Goal: Repeat the records below exactly, leaving out every picture.

Record extracts:
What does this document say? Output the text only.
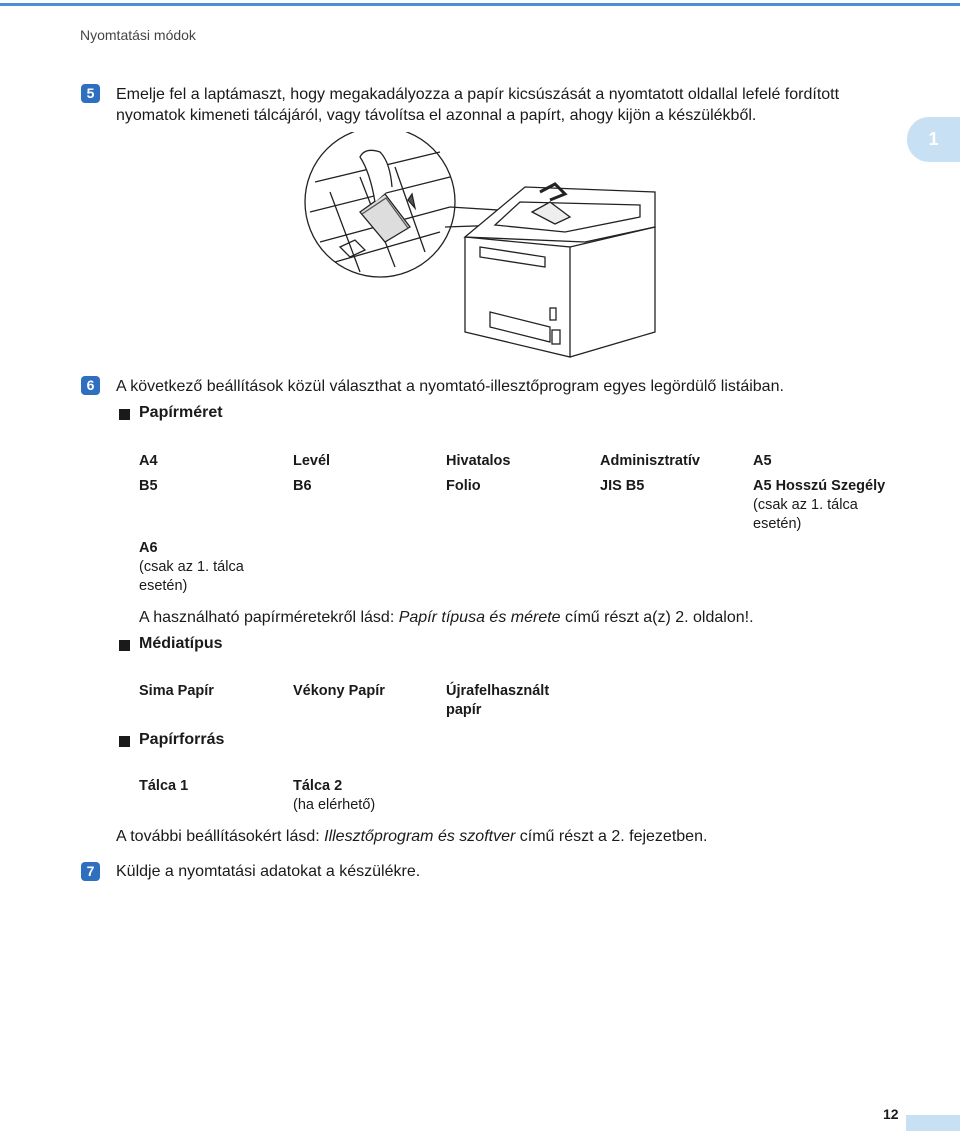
Nyomtatási módok
1
5	Emelje fel a laptámaszt, hogy megakadályozza a papír kicsúszását a nyomtatott oldallal lefelé fordított
nyomatok kimeneti tálcájáról, vagy távolítsa el azonnal a papírt, ahogy kijön a készülékből.
6	A következő beállítások közül választhat a nyomtató-illesztőprogram egyes legördülő listáiban.
Papírméret
A4	Levél	Hivatalos	Adminisztratív	A5
B5	B6	Folio	JIS B5	A5 Hosszú Szegély
(csak az 1. tálca
esetén)
A6
(csak az 1. tálca
esetén)
A használható papírméretekről lásd: Papír típusa és mérete című részt a(z) 2. oldalon!.
Médiatípus
Sima Papír	Vékony Papír	Újrafelhasznált
papír
Papírforrás
Tálca 1	Tálca 2
(ha elérhető)
A további beállításokért lásd: Illesztőprogram és szoftver című részt a 2. fejezetben.
7	Küldje a nyomtatási adatokat a készülékre.
12
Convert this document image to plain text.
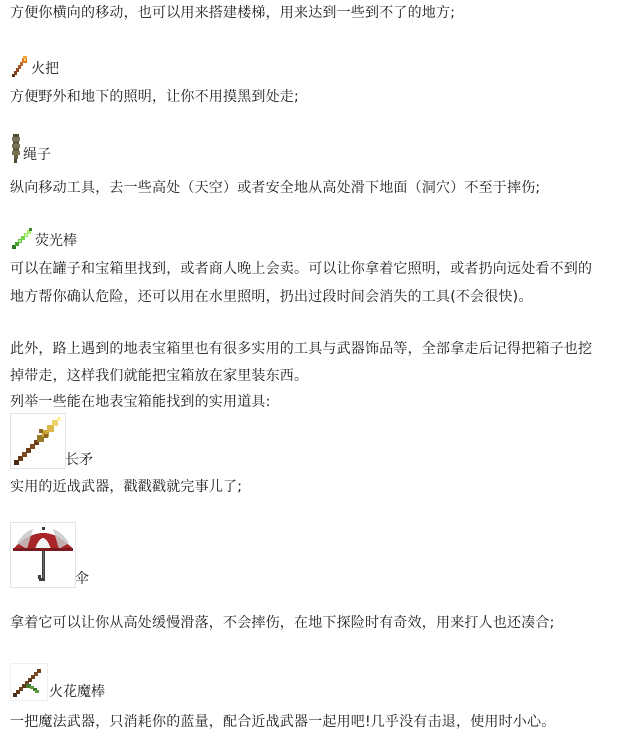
方便你横向的移动，也可以用来搭建楼梯，用来达到一些到不了的地方;
火把
方便野外和地下的照明，让你不用摸黑到处走;
绳子
纵向移动工具，去一些高处（天空）或者安全地从高处滑下地面（洞穴）不至于摔伤;
荧光棒
可以在罐子和宝箱里找到，或者商人晚上会卖。可以让你拿着它照明，或者扔向远处看不到的
地方帮你确认危险，还可以用在水里照明，扔出过段时间会消失的工具(不会很快)。
此外，路上遇到的地表宝箱里也有很多实用的工具与武器饰品等，全部拿走后记得把箱子也挖
掉带走，这样我们就能把宝箱放在家里装东西。
列举一些能在地表宝箱能找到的实用道具:
长矛
实用的近战武器，戳戳戳就完事儿了;
伞
拿着它可以让你从高处缓慢滑落，不会摔伤，在地下探险时有奇效，用来打人也还凑合;
火花魔棒
一把魔法武器，只消耗你的蓝量，配合近战武器一起用吧!几乎没有击退，使用时小心。
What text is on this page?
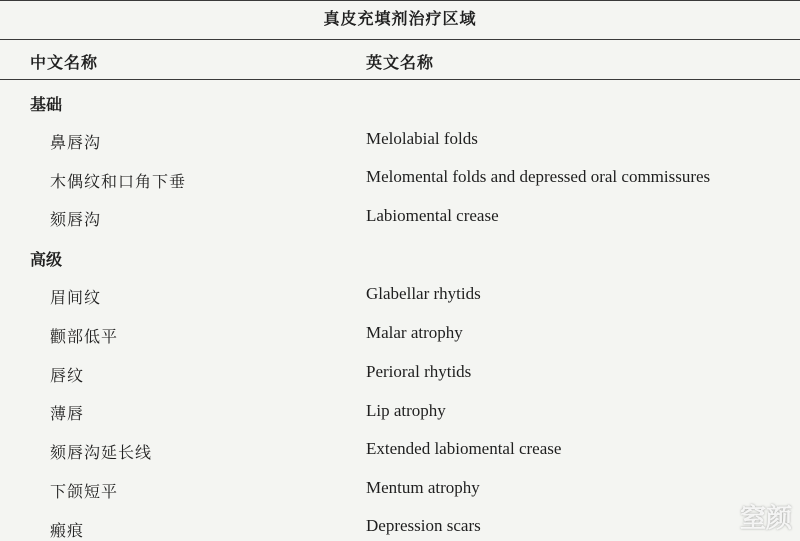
真皮充填剂治疗区域
中文名称	英文名称
基础
鼻唇沟	Melolabial folds
木偶纹和口角下垂	Melomental folds and depressed oral commissures
颏唇沟	Labiomental crease
高级
眉间纹	Glabellar rhytids
颧部低平	Malar atrophy
唇纹	Perioral rhytids
薄唇	Lip atrophy
颏唇沟延长线	Extended labiomental crease
下颌短平	Mentum atrophy
瘢痕	Depression scars	窒颜
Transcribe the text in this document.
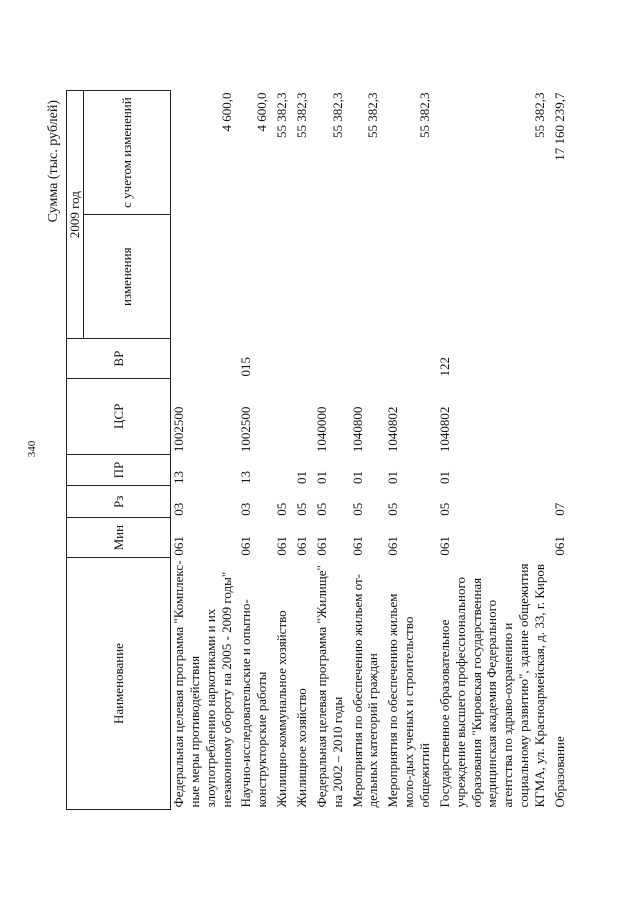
340
Сумма (тыс. рублей)
Наименование	Мин	Рз	ПР	ЦСР	ВР	2009 год	
						изменения	с учетом изменений
Федеральная целевая программа "Комплекс-ные меры противодействия злоупотреблению наркотиками и их незаконному обороту на 2005 - 2009 годы"	061	03	13	1002500			4 600,0
Научно-исследовательские и опытно-конструкторские работы	061	03	13	1002500	015		4 600,0
Жилищно-коммунальное хозяйство	061	05					55 382,3
Жилищное хозяйство	061	05	01				55 382,3
Федеральная целевая программа "Жилище" на 2002 – 2010 годы	061	05	01	1040000			55 382,3
Мероприятия по обеспечению жильем от-дельных категорий граждан	061	05	01	1040800			55 382,3
Мероприятия по обеспечению жильем моло-дых ученых и строительство общежитий	061	05	01	1040802			55 382,3
Государственное образовательное учреждение высшего профессионального образования "Кировская государственная медицинская академия Федерального агентства по здраво-охранению и социальному развитию", здание общежития КГМА, ул. Красноармейская, д. 33, г. Киров	061	05	01	1040802	122		55 382,3
Образование	061	07					17 160 239,7
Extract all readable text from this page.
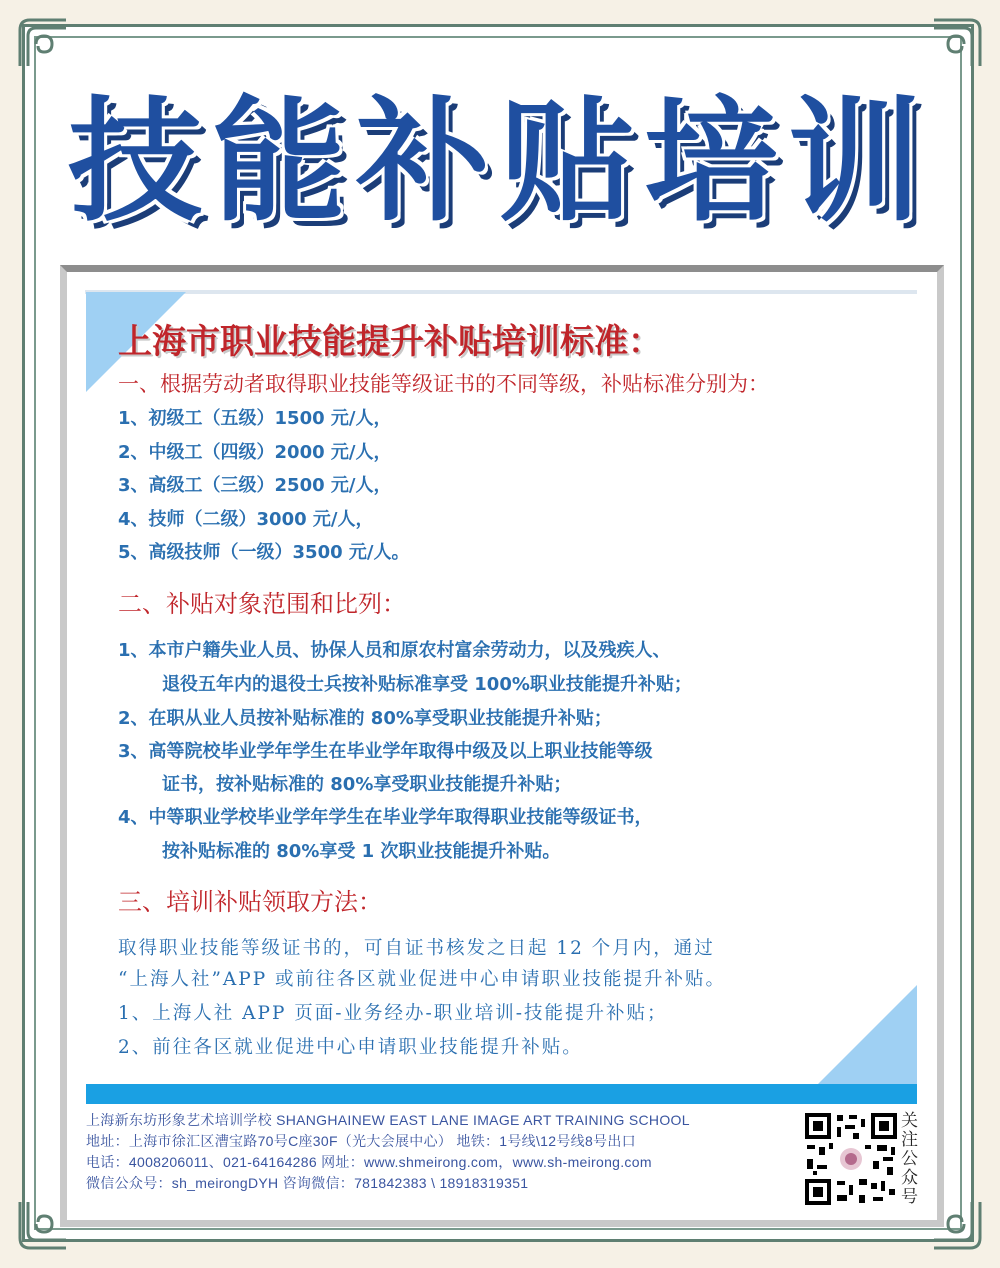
技能补贴培训
上海市职业技能提升补贴培训标准：
一、根据劳动者取得职业技能等级证书的不同等级，补贴标准分别为：
1、初级工（五级）1500 元/人，
2、中级工（四级）2000 元/人，
3、高级工（三级）2500 元/人，
4、技师（二级）3000 元/人，
5、高级技师（一级）3500 元/人。
二、补贴对象范围和比列：
1、本市户籍失业人员、协保人员和原农村富余劳动力，以及残疾人、
退役五年内的退役士兵按补贴标准享受 100%职业技能提升补贴；
2、在职从业人员按补贴标准的 80%享受职业技能提升补贴；
3、高等院校毕业学年学生在毕业学年取得中级及以上职业技能等级
证书，按补贴标准的 80%享受职业技能提升补贴；
4、中等职业学校毕业学年学生在毕业学年取得职业技能等级证书，
按补贴标准的 80%享受 1 次职业技能提升补贴。
三、培训补贴领取方法：
取得职业技能等级证书的，可自证书核发之日起 12 个月内，通过
“上海人社”APP 或前往各区就业促进中心申请职业技能提升补贴。
1、上海人社 APP 页面-业务经办-职业培训-技能提升补贴；
2、前往各区就业促进中心申请职业技能提升补贴。
上海新东坊形象艺术培训学校 SHANGHAINEW EAST LANE IMAGE ART TRAINING SCHOOL
地址：上海市徐汇区漕宝路70号C座30F（光大会展中心） 地铁：1号线\12号线8号出口
电话：4008206011、021-64164286 网址：www.shmeirong.com，www.sh-meirong.com
微信公众号：sh_meirongDYH 咨询微信：781842383 \ 18918319351
关注公众号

Solved exercise:
What does this document say? Output the text only.
Nyomtatási módok
1
5	Emelje fel a laptámaszt, hogy megakadályozza a papír kicsúszását a nyomtatott oldallal lefelé fordított
nyomatok kimeneti tálcájáról, vagy távolítsa el azonnal a papírt, ahogy kijön a készülékből.
6	A következő beállítások közül választhat a nyomtató-illesztőprogram egyes legördülő listáiban.
Papírméret
A4	Levél	Hivatalos	Adminisztratív	A5
B5	B6	Folio	JIS B5	A5 Hosszú Szegély
(csak az 1. tálca
esetén)
A6
(csak az 1. tálca
esetén)
A használható papírméretekről lásd: Papír típusa és mérete című részt a(z) 2. oldalon!.
Médiatípus
Sima Papír	Vékony Papír	Újrafelhasznált
papír
Papírforrás
Tálca 1	Tálca 2
(ha elérhető)
A további beállításokért lásd: Illesztőprogram és szoftver című részt a 2. fejezetben.
7	Küldje a nyomtatási adatokat a készülékre.
12
Convert this document image to plain text.
方便你横向的移动，也可以用来搭建楼梯，用来达到一些到不了的地方;
火把
方便野外和地下的照明，让你不用摸黑到处走;
绳子
纵向移动工具，去一些高处（天空）或者安全地从高处滑下地面（洞穴）不至于摔伤;
荧光棒
可以在罐子和宝箱里找到，或者商人晚上会卖。可以让你拿着它照明，或者扔向远处看不到的
地方帮你确认危险，还可以用在水里照明，扔出过段时间会消失的工具(不会很快)。
此外，路上遇到的地表宝箱里也有很多实用的工具与武器饰品等，全部拿走后记得把箱子也挖
掉带走，这样我们就能把宝箱放在家里装东西。
列举一些能在地表宝箱能找到的实用道具:
长矛
实用的近战武器，戳戳戳就完事儿了;
伞
拿着它可以让你从高处缓慢滑落，不会摔伤，在地下探险时有奇效，用来打人也还凑合;
火花魔棒
一把魔法武器，只消耗你的蓝量，配合近战武器一起用吧!几乎没有击退，使用时小心。
What text is on this page?
真皮充填剂治疗区域
中文名称	英文名称
基础
鼻唇沟	Melolabial folds
木偶纹和口角下垂	Melomental folds and depressed oral commissures
颏唇沟	Labiomental crease
高级
眉间纹	Glabellar rhytids
颧部低平	Malar atrophy
唇纹	Perioral rhytids
薄唇	Lip atrophy
颏唇沟延长线	Extended labiomental crease
下颌短平	Mentum atrophy
瘢痕	Depression scars	窒颜
Transcribe the text in this document.
340
Сумма (тыс. рублей)
Наименование	Мин	Рз	ПР	ЦСР	ВР	2009 год	
						изменения	с учетом изменений
Федеральная целевая программа "Комплекс-ные меры противодействия злоупотреблению наркотиками и их незаконному обороту на 2005 - 2009 годы"	061	03	13	1002500			4 600,0
Научно-исследовательские и опытно-конструкторские работы	061	03	13	1002500	015		4 600,0
Жилищно-коммунальное хозяйство	061	05					55 382,3
Жилищное хозяйство	061	05	01				55 382,3
Федеральная целевая программа "Жилище" на 2002 – 2010 годы	061	05	01	1040000			55 382,3
Мероприятия по обеспечению жильем от-дельных категорий граждан	061	05	01	1040800			55 382,3
Мероприятия по обеспечению жильем моло-дых ученых и строительство общежитий	061	05	01	1040802			55 382,3
Государственное образовательное учреждение высшего профессионального образования "Кировская государственная медицинская академия Федерального агентства по здраво-охранению и социальному развитию", здание общежития КГМА, ул. Красноармейская, д. 33, г. Киров	061	05	01	1040802	122		55 382,3
Образование	061	07					17 160 239,7
Extract all readable text from this page.
技能补贴培训
上海市职业技能提升补贴培训标准：
一、根据劳动者取得职业技能等级证书的不同等级，补贴标准分别为：
1、初级工（五级）1500 元/人，
2、中级工（四级）2000 元/人，
3、高级工（三级）2500 元/人，
4、技师（二级）3000 元/人，
5、高级技师（一级）3500 元/人。
二、补贴对象范围和比列：
1、本市户籍失业人员、协保人员和原农村富余劳动力，以及残疾人、
退役五年内的退役士兵按补贴标准享受 100%职业技能提升补贴；
2、在职从业人员按补贴标准的 80%享受职业技能提升补贴；
3、高等院校毕业学年学生在毕业学年取得中级及以上职业技能等级
证书，按补贴标准的 80%享受职业技能提升补贴；
4、中等职业学校毕业学年学生在毕业学年取得职业技能等级证书，
按补贴标准的 80%享受 1 次职业技能提升补贴。
三、培训补贴领取方法：
取得职业技能等级证书的，可自证书核发之日起 12 个月内，通过
“上海人社”APP 或前往各区就业促进中心申请职业技能提升补贴。
1、上海人社 APP 页面-业务经办-职业培训-技能提升补贴；
2、前往各区就业促进中心申请职业技能提升补贴。
上海新东坊形象艺术培训学校 SHANGHAINEW EAST LANE IMAGE ART TRAINING SCHOOL
地址：上海市徐汇区漕宝路70号C座30F（光大会展中心） 地铁：1号线\12号线8号出口
电话：4008206011、021-64164286 网址：www.shmeirong.com，www.sh-meirong.com
微信公众号：sh_meirongDYH 咨询微信：781842383 \ 18918319351
关注公众号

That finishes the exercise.